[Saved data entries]

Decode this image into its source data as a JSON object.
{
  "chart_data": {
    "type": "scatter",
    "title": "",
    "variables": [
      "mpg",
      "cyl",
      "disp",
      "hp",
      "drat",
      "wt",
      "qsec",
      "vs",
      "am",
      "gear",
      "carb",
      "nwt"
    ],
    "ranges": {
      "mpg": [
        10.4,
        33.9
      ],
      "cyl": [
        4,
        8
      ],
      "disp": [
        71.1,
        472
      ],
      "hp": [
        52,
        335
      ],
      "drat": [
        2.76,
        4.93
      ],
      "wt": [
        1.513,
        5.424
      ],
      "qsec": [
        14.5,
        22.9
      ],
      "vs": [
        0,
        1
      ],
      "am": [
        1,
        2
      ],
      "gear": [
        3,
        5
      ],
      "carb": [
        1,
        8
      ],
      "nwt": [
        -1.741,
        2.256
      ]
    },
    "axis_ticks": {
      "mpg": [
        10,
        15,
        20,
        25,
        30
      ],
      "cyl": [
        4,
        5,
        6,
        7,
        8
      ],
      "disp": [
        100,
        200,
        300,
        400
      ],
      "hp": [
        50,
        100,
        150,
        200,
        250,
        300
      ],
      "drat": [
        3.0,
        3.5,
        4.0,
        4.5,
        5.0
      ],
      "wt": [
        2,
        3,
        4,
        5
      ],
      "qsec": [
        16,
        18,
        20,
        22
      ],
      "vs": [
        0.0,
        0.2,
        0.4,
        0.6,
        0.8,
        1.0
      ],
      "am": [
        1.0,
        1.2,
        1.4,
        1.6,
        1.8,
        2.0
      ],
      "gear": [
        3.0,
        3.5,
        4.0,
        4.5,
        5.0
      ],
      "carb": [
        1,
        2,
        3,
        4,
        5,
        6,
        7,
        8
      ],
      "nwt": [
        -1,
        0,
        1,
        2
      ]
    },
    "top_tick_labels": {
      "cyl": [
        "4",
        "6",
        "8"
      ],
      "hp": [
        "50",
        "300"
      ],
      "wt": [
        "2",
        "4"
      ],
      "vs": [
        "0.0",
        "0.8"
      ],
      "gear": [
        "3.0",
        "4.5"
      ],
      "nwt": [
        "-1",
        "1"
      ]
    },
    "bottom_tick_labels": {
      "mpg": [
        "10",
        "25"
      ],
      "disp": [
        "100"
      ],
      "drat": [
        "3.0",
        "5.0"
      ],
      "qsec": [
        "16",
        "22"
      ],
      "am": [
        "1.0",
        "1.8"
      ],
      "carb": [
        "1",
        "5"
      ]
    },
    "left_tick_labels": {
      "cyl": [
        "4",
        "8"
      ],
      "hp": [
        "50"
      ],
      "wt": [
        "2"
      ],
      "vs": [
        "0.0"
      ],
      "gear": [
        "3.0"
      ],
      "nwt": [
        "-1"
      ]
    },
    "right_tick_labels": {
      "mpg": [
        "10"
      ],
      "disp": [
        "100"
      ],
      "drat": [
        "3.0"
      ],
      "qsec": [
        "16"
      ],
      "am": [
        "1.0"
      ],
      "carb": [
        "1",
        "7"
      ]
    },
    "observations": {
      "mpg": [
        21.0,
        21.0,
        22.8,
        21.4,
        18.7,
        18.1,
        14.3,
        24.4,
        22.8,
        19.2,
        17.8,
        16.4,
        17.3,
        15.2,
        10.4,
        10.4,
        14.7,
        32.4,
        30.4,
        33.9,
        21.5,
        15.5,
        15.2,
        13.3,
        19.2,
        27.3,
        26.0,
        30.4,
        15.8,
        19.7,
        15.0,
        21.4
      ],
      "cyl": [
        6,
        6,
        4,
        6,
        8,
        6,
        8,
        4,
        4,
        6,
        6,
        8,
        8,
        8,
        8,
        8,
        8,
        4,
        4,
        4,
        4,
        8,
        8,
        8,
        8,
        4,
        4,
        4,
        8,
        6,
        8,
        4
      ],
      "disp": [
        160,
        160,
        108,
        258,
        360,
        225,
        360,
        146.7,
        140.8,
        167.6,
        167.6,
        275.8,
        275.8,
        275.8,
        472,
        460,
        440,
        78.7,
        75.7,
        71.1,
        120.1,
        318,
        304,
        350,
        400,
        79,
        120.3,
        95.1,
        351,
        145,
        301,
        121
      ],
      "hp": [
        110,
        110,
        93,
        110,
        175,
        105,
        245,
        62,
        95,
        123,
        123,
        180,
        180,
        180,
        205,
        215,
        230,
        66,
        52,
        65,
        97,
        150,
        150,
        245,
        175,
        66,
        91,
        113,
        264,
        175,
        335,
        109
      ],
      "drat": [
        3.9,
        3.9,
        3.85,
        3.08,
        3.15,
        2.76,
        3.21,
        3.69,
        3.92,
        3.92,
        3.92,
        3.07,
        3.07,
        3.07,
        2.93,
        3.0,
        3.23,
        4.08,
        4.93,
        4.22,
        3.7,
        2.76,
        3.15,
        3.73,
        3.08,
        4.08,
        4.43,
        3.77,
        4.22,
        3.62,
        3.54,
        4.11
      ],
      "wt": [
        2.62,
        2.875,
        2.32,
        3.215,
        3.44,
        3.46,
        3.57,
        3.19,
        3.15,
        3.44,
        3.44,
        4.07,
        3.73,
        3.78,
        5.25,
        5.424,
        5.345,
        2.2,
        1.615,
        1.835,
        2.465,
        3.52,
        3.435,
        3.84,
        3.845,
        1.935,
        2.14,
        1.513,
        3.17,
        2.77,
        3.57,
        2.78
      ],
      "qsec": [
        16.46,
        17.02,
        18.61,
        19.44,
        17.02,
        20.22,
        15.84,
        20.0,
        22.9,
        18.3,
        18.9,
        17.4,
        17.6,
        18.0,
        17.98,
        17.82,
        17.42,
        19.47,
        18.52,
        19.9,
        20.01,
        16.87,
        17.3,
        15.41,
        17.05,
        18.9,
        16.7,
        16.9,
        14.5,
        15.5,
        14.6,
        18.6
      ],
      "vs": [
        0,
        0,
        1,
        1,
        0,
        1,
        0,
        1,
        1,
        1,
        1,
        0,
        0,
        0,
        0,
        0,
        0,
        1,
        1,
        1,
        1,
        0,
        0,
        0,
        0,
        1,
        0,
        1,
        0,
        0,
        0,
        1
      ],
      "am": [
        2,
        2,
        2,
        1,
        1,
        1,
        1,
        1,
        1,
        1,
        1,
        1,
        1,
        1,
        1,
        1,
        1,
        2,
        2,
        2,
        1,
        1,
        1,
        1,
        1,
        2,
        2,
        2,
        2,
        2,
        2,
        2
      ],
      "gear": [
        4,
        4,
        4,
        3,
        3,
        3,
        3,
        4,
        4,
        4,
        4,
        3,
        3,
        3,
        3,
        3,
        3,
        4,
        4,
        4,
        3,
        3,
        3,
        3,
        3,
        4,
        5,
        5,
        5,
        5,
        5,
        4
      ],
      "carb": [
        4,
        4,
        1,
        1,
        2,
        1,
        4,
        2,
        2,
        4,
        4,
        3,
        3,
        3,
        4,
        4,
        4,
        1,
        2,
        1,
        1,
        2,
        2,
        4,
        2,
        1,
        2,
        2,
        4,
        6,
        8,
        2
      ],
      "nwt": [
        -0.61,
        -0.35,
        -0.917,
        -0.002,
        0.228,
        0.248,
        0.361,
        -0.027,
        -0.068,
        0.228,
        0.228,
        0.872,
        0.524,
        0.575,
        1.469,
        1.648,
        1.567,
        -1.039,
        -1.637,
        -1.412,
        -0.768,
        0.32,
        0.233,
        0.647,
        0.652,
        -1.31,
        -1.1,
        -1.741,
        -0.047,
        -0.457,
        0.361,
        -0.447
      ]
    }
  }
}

■ **WHAT NEEDS TO BE DONE**:
Reproduce all of the records exactly.

■ **FULL ANSWER**:
Decode this image into its source data as a JSON object.
{
  "chart_data": {
    "type": "scatter",
    "title": "",
    "variables": [
      "mpg",
      "cyl",
      "disp",
      "hp",
      "drat",
      "wt",
      "qsec",
      "vs",
      "am",
      "gear",
      "carb",
      "nwt"
    ],
    "ranges": {
      "mpg": [
        10.4,
        33.9
      ],
      "cyl": [
        4,
        8
      ],
      "disp": [
        71.1,
        472
      ],
      "hp": [
        52,
        335
      ],
      "drat": [
        2.76,
        4.93
      ],
      "wt": [
        1.513,
        5.424
      ],
      "qsec": [
        14.5,
        22.9
      ],
      "vs": [
        0,
        1
      ],
      "am": [
        1,
        2
      ],
      "gear": [
        3,
        5
      ],
      "carb": [
        1,
        8
      ],
      "nwt": [
        -1.741,
        2.256
      ]
    },
    "axis_ticks": {
      "mpg": [
        10,
        15,
        20,
        25,
        30
      ],
      "cyl": [
        4,
        5,
        6,
        7,
        8
      ],
      "disp": [
        100,
        200,
        300,
        400
      ],
      "hp": [
        50,
        100,
        150,
        200,
        250,
        300
      ],
      "drat": [
        3.0,
        3.5,
        4.0,
        4.5,
        5.0
      ],
      "wt": [
        2,
        3,
        4,
        5
      ],
      "qsec": [
        16,
        18,
        20,
        22
      ],
      "vs": [
        0.0,
        0.2,
        0.4,
        0.6,
        0.8,
        1.0
      ],
      "am": [
        1.0,
        1.2,
        1.4,
        1.6,
        1.8,
        2.0
      ],
      "gear": [
        3.0,
        3.5,
        4.0,
        4.5,
        5.0
      ],
      "carb": [
        1,
        2,
        3,
        4,
        5,
        6,
        7,
        8
      ],
      "nwt": [
        -1,
        0,
        1,
        2
      ]
    },
    "top_tick_labels": {
      "cyl": [
        "4",
        "6",
        "8"
      ],
      "hp": [
        "50",
        "300"
      ],
      "wt": [
        "2",
        "4"
      ],
      "vs": [
        "0.0",
        "0.8"
      ],
      "gear": [
        "3.0",
        "4.5"
      ],
      "nwt": [
        "-1",
        "1"
      ]
    },
    "bottom_tick_labels": {
      "mpg": [
        "10",
        "25"
      ],
      "disp": [
        "100"
      ],
      "drat": [
        "3.0",
        "5.0"
      ],
      "qsec": [
        "16",
        "22"
      ],
      "am": [
        "1.0",
        "1.8"
      ],
      "carb": [
        "1",
        "5"
      ]
    },
    "left_tick_labels": {
      "cyl": [
        "4",
        "8"
      ],
      "hp": [
        "50"
      ],
      "wt": [
        "2"
      ],
      "vs": [
        "0.0"
      ],
      "gear": [
        "3.0"
      ],
      "nwt": [
        "-1"
      ]
    },
    "right_tick_labels": {
      "mpg": [
        "10"
      ],
      "disp": [
        "100"
      ],
      "drat": [
        "3.0"
      ],
      "qsec": [
        "16"
      ],
      "am": [
        "1.0"
      ],
      "carb": [
        "1",
        "7"
      ]
    },
    "observations": {
      "mpg": [
        21.0,
        21.0,
        22.8,
        21.4,
        18.7,
        18.1,
        14.3,
        24.4,
        22.8,
        19.2,
        17.8,
        16.4,
        17.3,
        15.2,
        10.4,
        10.4,
        14.7,
        32.4,
        30.4,
        33.9,
        21.5,
        15.5,
        15.2,
        13.3,
        19.2,
        27.3,
        26.0,
        30.4,
        15.8,
        19.7,
        15.0,
        21.4
      ],
      "cyl": [
        6,
        6,
        4,
        6,
        8,
        6,
        8,
        4,
        4,
        6,
        6,
        8,
        8,
        8,
        8,
        8,
        8,
        4,
        4,
        4,
        4,
        8,
        8,
        8,
        8,
        4,
        4,
        4,
        8,
        6,
        8,
        4
      ],
      "disp": [
        160,
        160,
        108,
        258,
        360,
        225,
        360,
        146.7,
        140.8,
        167.6,
        167.6,
        275.8,
        275.8,
        275.8,
        472,
        460,
        440,
        78.7,
        75.7,
        71.1,
        120.1,
        318,
        304,
        350,
        400,
        79,
        120.3,
        95.1,
        351,
        145,
        301,
        121
      ],
      "hp": [
        110,
        110,
        93,
        110,
        175,
        105,
        245,
        62,
        95,
        123,
        123,
        180,
        180,
        180,
        205,
        215,
        230,
        66,
        52,
        65,
        97,
        150,
        150,
        245,
        175,
        66,
        91,
        113,
        264,
        175,
        335,
        109
      ],
      "drat": [
        3.9,
        3.9,
        3.85,
        3.08,
        3.15,
        2.76,
        3.21,
        3.69,
        3.92,
        3.92,
        3.92,
        3.07,
        3.07,
        3.07,
        2.93,
        3.0,
        3.23,
        4.08,
        4.93,
        4.22,
        3.7,
        2.76,
        3.15,
        3.73,
        3.08,
        4.08,
        4.43,
        3.77,
        4.22,
        3.62,
        3.54,
        4.11
      ],
      "wt": [
        2.62,
        2.875,
        2.32,
        3.215,
        3.44,
        3.46,
        3.57,
        3.19,
        3.15,
        3.44,
        3.44,
        4.07,
        3.73,
        3.78,
        5.25,
        5.424,
        5.345,
        2.2,
        1.615,
        1.835,
        2.465,
        3.52,
        3.435,
        3.84,
        3.845,
        1.935,
        2.14,
        1.513,
        3.17,
        2.77,
        3.57,
        2.78
      ],
      "qsec": [
        16.46,
        17.02,
        18.61,
        19.44,
        17.02,
        20.22,
        15.84,
        20.0,
        22.9,
        18.3,
        18.9,
        17.4,
        17.6,
        18.0,
        17.98,
        17.82,
        17.42,
        19.47,
        18.52,
        19.9,
        20.01,
        16.87,
        17.3,
        15.41,
        17.05,
        18.9,
        16.7,
        16.9,
        14.5,
        15.5,
        14.6,
        18.6
      ],
      "vs": [
        0,
        0,
        1,
        1,
        0,
        1,
        0,
        1,
        1,
        1,
        1,
        0,
        0,
        0,
        0,
        0,
        0,
        1,
        1,
        1,
        1,
        0,
        0,
        0,
        0,
        1,
        0,
        1,
        0,
        0,
        0,
        1
      ],
      "am": [
        2,
        2,
        2,
        1,
        1,
        1,
        1,
        1,
        1,
        1,
        1,
        1,
        1,
        1,
        1,
        1,
        1,
        2,
        2,
        2,
        1,
        1,
        1,
        1,
        1,
        2,
        2,
        2,
        2,
        2,
        2,
        2
      ],
      "gear": [
        4,
        4,
        4,
        3,
        3,
        3,
        3,
        4,
        4,
        4,
        4,
        3,
        3,
        3,
        3,
        3,
        3,
        4,
        4,
        4,
        3,
        3,
        3,
        3,
        3,
        4,
        5,
        5,
        5,
        5,
        5,
        4
      ],
      "carb": [
        4,
        4,
        1,
        1,
        2,
        1,
        4,
        2,
        2,
        4,
        4,
        3,
        3,
        3,
        4,
        4,
        4,
        1,
        2,
        1,
        1,
        2,
        2,
        4,
        2,
        1,
        2,
        2,
        4,
        6,
        8,
        2
      ],
      "nwt": [
        -0.61,
        -0.35,
        -0.917,
        -0.002,
        0.228,
        0.248,
        0.361,
        -0.027,
        -0.068,
        0.228,
        0.228,
        0.872,
        0.524,
        0.575,
        1.469,
        1.648,
        1.567,
        -1.039,
        -1.637,
        -1.412,
        -0.768,
        0.32,
        0.233,
        0.647,
        0.652,
        -1.31,
        -1.1,
        -1.741,
        -0.047,
        -0.457,
        0.361,
        -0.447
      ]
    }
  }
}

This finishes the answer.